◆ **What is needed**: Render every line of the listing below as a JSON list of strings, one string per line, skipping blank lines. Leave the pictures out of the answer.

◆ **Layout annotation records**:
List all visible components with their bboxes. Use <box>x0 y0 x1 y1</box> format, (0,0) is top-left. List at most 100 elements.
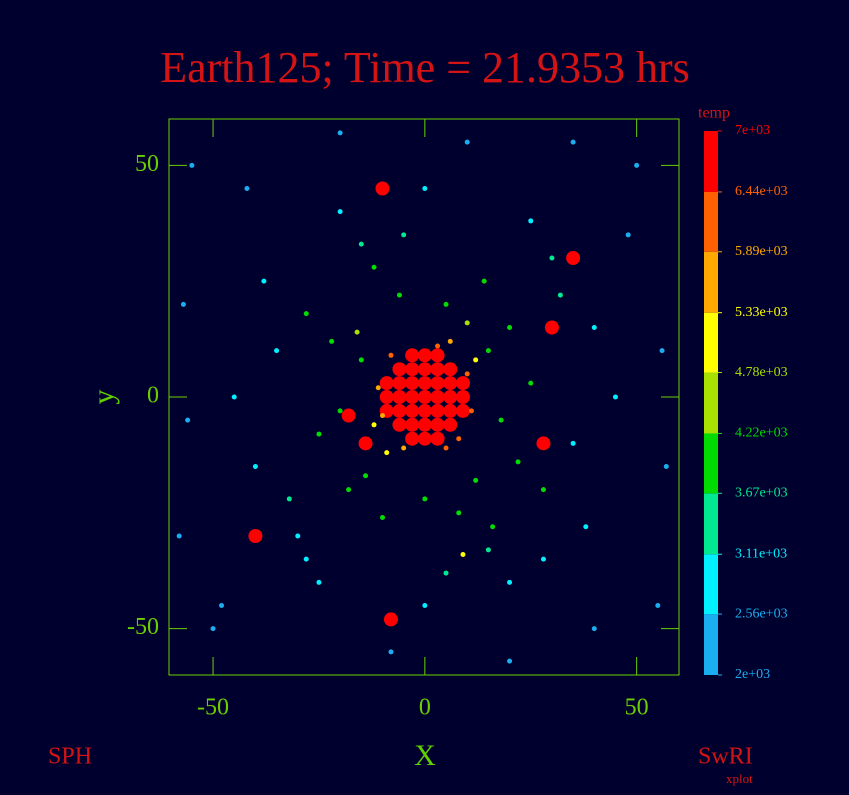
point <box>468 408 474 414</box>
point <box>392 403 407 418</box>
point <box>443 390 458 404</box>
point <box>507 658 513 664</box>
point <box>303 311 309 317</box>
point <box>405 417 420 432</box>
point <box>612 394 618 400</box>
point <box>396 292 402 298</box>
point <box>316 579 322 585</box>
point <box>417 362 432 377</box>
point <box>507 579 513 585</box>
point <box>528 380 534 386</box>
point <box>455 403 470 418</box>
point <box>430 417 445 432</box>
point <box>473 477 479 483</box>
point <box>443 570 449 576</box>
point <box>443 445 449 451</box>
point <box>536 436 551 451</box>
colorbar-tick-label: 3.67e+03 <box>735 486 788 501</box>
point <box>244 186 250 191</box>
point <box>591 626 597 632</box>
point <box>443 301 449 307</box>
point <box>379 514 385 520</box>
colorbar-tick-label: 7e+03 <box>735 123 770 138</box>
point <box>274 348 280 354</box>
point <box>430 376 445 391</box>
y-tick-label: 0 <box>147 383 159 409</box>
point <box>460 552 466 558</box>
point <box>443 403 458 418</box>
point <box>430 362 445 377</box>
point <box>540 556 546 562</box>
point <box>405 376 420 391</box>
point <box>341 408 356 423</box>
point <box>443 376 458 391</box>
point <box>231 394 237 400</box>
point <box>354 329 360 335</box>
point <box>663 464 669 469</box>
point <box>528 218 534 224</box>
point <box>392 417 407 432</box>
point <box>485 348 491 354</box>
point <box>464 320 470 326</box>
point <box>430 403 445 418</box>
point <box>430 348 445 363</box>
point <box>210 626 216 632</box>
colorbar-band <box>704 251 718 313</box>
x-tick-label: 50 <box>625 695 649 721</box>
point <box>417 403 432 418</box>
colorbar-tick-label: 2e+03 <box>735 667 770 682</box>
point <box>261 278 267 284</box>
point <box>540 487 546 493</box>
point <box>392 362 407 377</box>
point <box>358 436 373 451</box>
point <box>490 524 496 530</box>
point <box>405 403 420 418</box>
point <box>316 431 322 437</box>
colorbar-band <box>704 312 718 373</box>
colorbar-label: temp <box>698 105 730 122</box>
point <box>485 547 491 553</box>
point <box>337 130 343 136</box>
point <box>417 417 432 432</box>
point <box>337 209 343 215</box>
point <box>371 264 377 270</box>
point <box>417 390 432 404</box>
point <box>379 413 385 419</box>
point <box>379 376 394 391</box>
point <box>185 417 191 423</box>
colorbar-band <box>704 372 718 434</box>
point <box>557 292 563 298</box>
point <box>358 357 364 363</box>
point <box>375 181 390 196</box>
footer-left: SPH <box>48 744 92 770</box>
y-tick-label: 50 <box>135 151 159 177</box>
point <box>430 390 445 404</box>
point <box>570 440 576 446</box>
point <box>549 255 555 261</box>
point <box>443 362 458 377</box>
point <box>655 603 661 608</box>
colorbar-band <box>704 191 718 252</box>
point <box>422 186 428 191</box>
x-tick-label: -50 <box>197 695 229 721</box>
colorbar-tick-label: 5.33e+03 <box>735 305 788 320</box>
colorbar-tick-label: 2.56e+03 <box>735 606 788 621</box>
point <box>401 445 407 451</box>
point <box>189 162 195 168</box>
point <box>455 376 470 391</box>
point <box>379 390 394 404</box>
point <box>456 436 462 442</box>
colorbar-tick-label: 4.22e+03 <box>735 426 788 441</box>
point <box>252 464 258 469</box>
point <box>384 450 390 456</box>
point <box>219 603 225 608</box>
point <box>422 603 428 608</box>
point <box>544 320 559 335</box>
point <box>464 371 470 377</box>
point <box>566 251 581 265</box>
point <box>417 431 432 446</box>
colorbar-band <box>704 614 718 675</box>
point <box>515 459 521 465</box>
point <box>435 343 441 349</box>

◆ **Solution to this exercise**:
[
  "List all visible components with their bboxes. Use <box>x0 y0 x1 y1</box> format, (0,0) is top-left. List at most 100 elements.",
  "point <box>468 408 474 414</box>",
  "point <box>392 403 407 418</box>",
  "point <box>443 390 458 404</box>",
  "point <box>507 658 513 664</box>",
  "point <box>303 311 309 317</box>",
  "point <box>405 417 420 432</box>",
  "point <box>612 394 618 400</box>",
  "point <box>396 292 402 298</box>",
  "point <box>316 579 322 585</box>",
  "point <box>417 362 432 377</box>",
  "point <box>507 579 513 585</box>",
  "point <box>528 380 534 386</box>",
  "point <box>455 403 470 418</box>",
  "point <box>430 417 445 432</box>",
  "point <box>473 477 479 483</box>",
  "point <box>443 570 449 576</box>",
  "point <box>443 445 449 451</box>",
  "point <box>536 436 551 451</box>",
  "colorbar-tick-label: 3.67e+03 <box>735 486 788 501</box>",
  "point <box>244 186 250 191</box>",
  "point <box>591 626 597 632</box>",
  "point <box>443 301 449 307</box>",
  "point <box>379 514 385 520</box>",
  "colorbar-tick-label: 7e+03 <box>735 123 770 138</box>",
  "point <box>274 348 280 354</box>",
  "point <box>430 376 445 391</box>",
  "y-tick-label: 0 <box>147 383 159 409</box>",
  "point <box>460 552 466 558</box>",
  "point <box>443 403 458 418</box>",
  "point <box>430 362 445 377</box>",
  "point <box>540 556 546 562</box>",
  "point <box>405 376 420 391</box>",
  "point <box>341 408 356 423</box>",
  "point <box>443 376 458 391</box>",
  "point <box>231 394 237 400</box>",
  "point <box>354 329 360 335</box>",
  "point <box>663 464 669 469</box>",
  "point <box>528 218 534 224</box>",
  "point <box>392 417 407 432</box>",
  "point <box>485 348 491 354</box>",
  "point <box>464 320 470 326</box>",
  "point <box>430 403 445 418</box>",
  "point <box>430 348 445 363</box>",
  "point <box>210 626 216 632</box>",
  "colorbar-band <box>704 251 718 313</box>",
  "x-tick-label: 50 <box>625 695 649 721</box>",
  "point <box>417 403 432 418</box>",
  "colorbar-tick-label: 2e+03 <box>735 667 770 682</box>",
  "point <box>261 278 267 284</box>",
  "point <box>540 487 546 493</box>",
  "point <box>392 362 407 377</box>",
  "point <box>358 436 373 451</box>",
  "point <box>490 524 496 530</box>",
  "point <box>405 403 420 418</box>",
  "point <box>316 431 322 437</box>",
  "colorbar-band <box>704 312 718 373</box>",
  "colorbar-label: temp <box>698 105 730 122</box>",
  "point <box>485 547 491 553</box>",
  "point <box>337 130 343 136</box>",
  "point <box>417 417 432 432</box>",
  "point <box>337 209 343 215</box>",
  "point <box>371 264 377 270</box>",
  "point <box>417 390 432 404</box>",
  "point <box>379 413 385 419</box>",
  "point <box>379 376 394 391</box>",
  "point <box>185 417 191 423</box>",
  "colorbar-band <box>704 372 718 434</box>",
  "point <box>557 292 563 298</box>",
  "point <box>358 357 364 363</box>",
  "point <box>375 181 390 196</box>",
  "footer-left: SPH <box>48 744 92 770</box>",
  "y-tick-label: 50 <box>135 151 159 177</box>",
  "point <box>430 390 445 404</box>",
  "point <box>570 440 576 446</box>",
  "point <box>549 255 555 261</box>",
  "point <box>443 362 458 377</box>",
  "point <box>655 603 661 608</box>",
  "colorbar-band <box>704 191 718 252</box>",
  "point <box>422 186 428 191</box>",
  "x-tick-label: -50 <box>197 695 229 721</box>",
  "colorbar-tick-label: 5.33e+03 <box>735 305 788 320</box>",
  "colorbar-tick-label: 2.56e+03 <box>735 606 788 621</box>",
  "point <box>401 445 407 451</box>",
  "point <box>189 162 195 168</box>",
  "point <box>455 376 470 391</box>",
  "point <box>379 390 394 404</box>",
  "point <box>456 436 462 442</box>",
  "colorbar-tick-label: 4.22e+03 <box>735 426 788 441</box>",
  "point <box>252 464 258 469</box>",
  "point <box>384 450 390 456</box>",
  "point <box>219 603 225 608</box>",
  "point <box>422 603 428 608</box>",
  "point <box>544 320 559 335</box>",
  "point <box>464 371 470 377</box>",
  "point <box>566 251 581 265</box>",
  "point <box>417 431 432 446</box>",
  "colorbar-band <box>704 614 718 675</box>",
  "point <box>515 459 521 465</box>",
  "point <box>435 343 441 349</box>"
]